[Records excerpted from a collection]
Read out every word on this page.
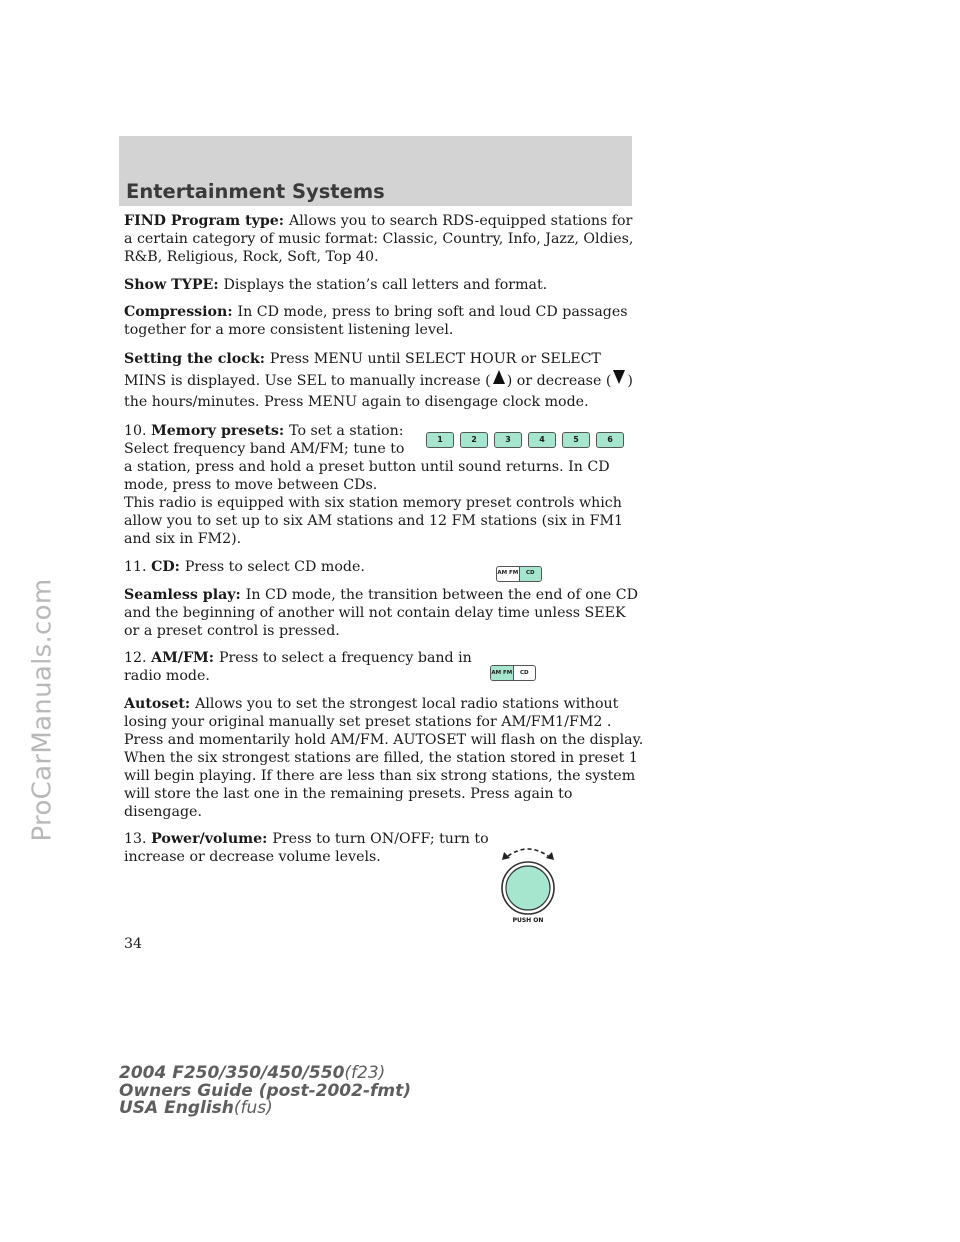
ProCarManuals.com
Entertainment Systems

FIND Program type: Allows you to search RDS-equipped stations for a certain category of music format: Classic, Country, Info, Jazz, Oldies, R&B, Religious, Rock, Soft, Top 40.

Show TYPE: Displays the station’s call letters and format.

Compression: In CD mode, press to bring soft and loud CD passages together for a more consistent listening level.

Setting the clock: Press MENU until SELECT HOUR or SELECT MINS is displayed. Use SEL to manually increase ( ) or decrease ( ) the hours/minutes. Press MENU again to disengage clock mode.

1	2	3	4	5	6

10. Memory presets: To set a station: Select frequency band AM/FM; tune to a station, press and hold a preset button until sound returns. In CD mode, press to move between CDs.

This radio is equipped with six station memory preset controls which allow you to set up to six AM stations and 12 FM stations (six in FM1 and six in FM2).

AM FM	CD

11. CD: Press to select CD mode.

Seamless play: In CD mode, the transition between the end of one CD and the beginning of another will not contain delay time unless SEEK or a preset control is pressed.

AM FM	CD

12. AM/FM: Press to select a frequency band in radio mode.

Autoset: Allows you to set the strongest local radio stations without losing your original manually set preset stations for AM/FM1/FM2 . Press and momentarily hold AM/FM. AUTOSET will flash on the display. When the six strongest stations are filled, the station stored in preset 1 will begin playing. If there are less than six strong stations, the system will store the last one in the remaining presets. Press again to disengage.

PUSH ON

13. Power/volume: Press to turn ON/OFF; turn to increase or decrease volume levels.

34
2004 F250/350/450/550(f23)
Owners Guide (post-2002-fmt)
USA English(fus)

-- Written instruction --
Across the records, count the lines holding the string "frequency". Give the number and stop.

-- Complete response --
2